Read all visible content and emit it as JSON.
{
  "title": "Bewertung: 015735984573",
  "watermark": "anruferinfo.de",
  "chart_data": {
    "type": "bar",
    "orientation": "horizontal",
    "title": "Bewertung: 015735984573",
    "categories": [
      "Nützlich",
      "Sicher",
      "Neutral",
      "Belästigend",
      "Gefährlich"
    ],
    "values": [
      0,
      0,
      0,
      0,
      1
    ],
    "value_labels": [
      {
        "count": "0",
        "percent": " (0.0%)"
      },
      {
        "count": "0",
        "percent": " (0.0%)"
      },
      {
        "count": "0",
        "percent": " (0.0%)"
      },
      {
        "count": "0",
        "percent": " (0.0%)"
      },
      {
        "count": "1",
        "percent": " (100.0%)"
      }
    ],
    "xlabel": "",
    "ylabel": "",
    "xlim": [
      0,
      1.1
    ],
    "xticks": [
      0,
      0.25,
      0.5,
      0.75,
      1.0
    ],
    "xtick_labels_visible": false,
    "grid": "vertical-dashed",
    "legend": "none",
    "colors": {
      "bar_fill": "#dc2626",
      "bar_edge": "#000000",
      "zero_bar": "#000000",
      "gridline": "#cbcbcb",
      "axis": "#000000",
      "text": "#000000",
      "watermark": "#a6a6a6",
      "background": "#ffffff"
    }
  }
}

= = = = =

**Directions for this task**
Go through the records above and set each one down exactly, please.

**In response**
Read all visible content and emit it as JSON.
{
  "title": "Bewertung: 015735984573",
  "watermark": "anruferinfo.de",
  "chart_data": {
    "type": "bar",
    "orientation": "horizontal",
    "title": "Bewertung: 015735984573",
    "categories": [
      "Nützlich",
      "Sicher",
      "Neutral",
      "Belästigend",
      "Gefährlich"
    ],
    "values": [
      0,
      0,
      0,
      0,
      1
    ],
    "value_labels": [
      {
        "count": "0",
        "percent": " (0.0%)"
      },
      {
        "count": "0",
        "percent": " (0.0%)"
      },
      {
        "count": "0",
        "percent": " (0.0%)"
      },
      {
        "count": "0",
        "percent": " (0.0%)"
      },
      {
        "count": "1",
        "percent": " (100.0%)"
      }
    ],
    "xlabel": "",
    "ylabel": "",
    "xlim": [
      0,
      1.1
    ],
    "xticks": [
      0,
      0.25,
      0.5,
      0.75,
      1.0
    ],
    "xtick_labels_visible": false,
    "grid": "vertical-dashed",
    "legend": "none",
    "colors": {
      "bar_fill": "#dc2626",
      "bar_edge": "#000000",
      "zero_bar": "#000000",
      "gridline": "#cbcbcb",
      "axis": "#000000",
      "text": "#000000",
      "watermark": "#a6a6a6",
      "background": "#ffffff"
    }
  }
}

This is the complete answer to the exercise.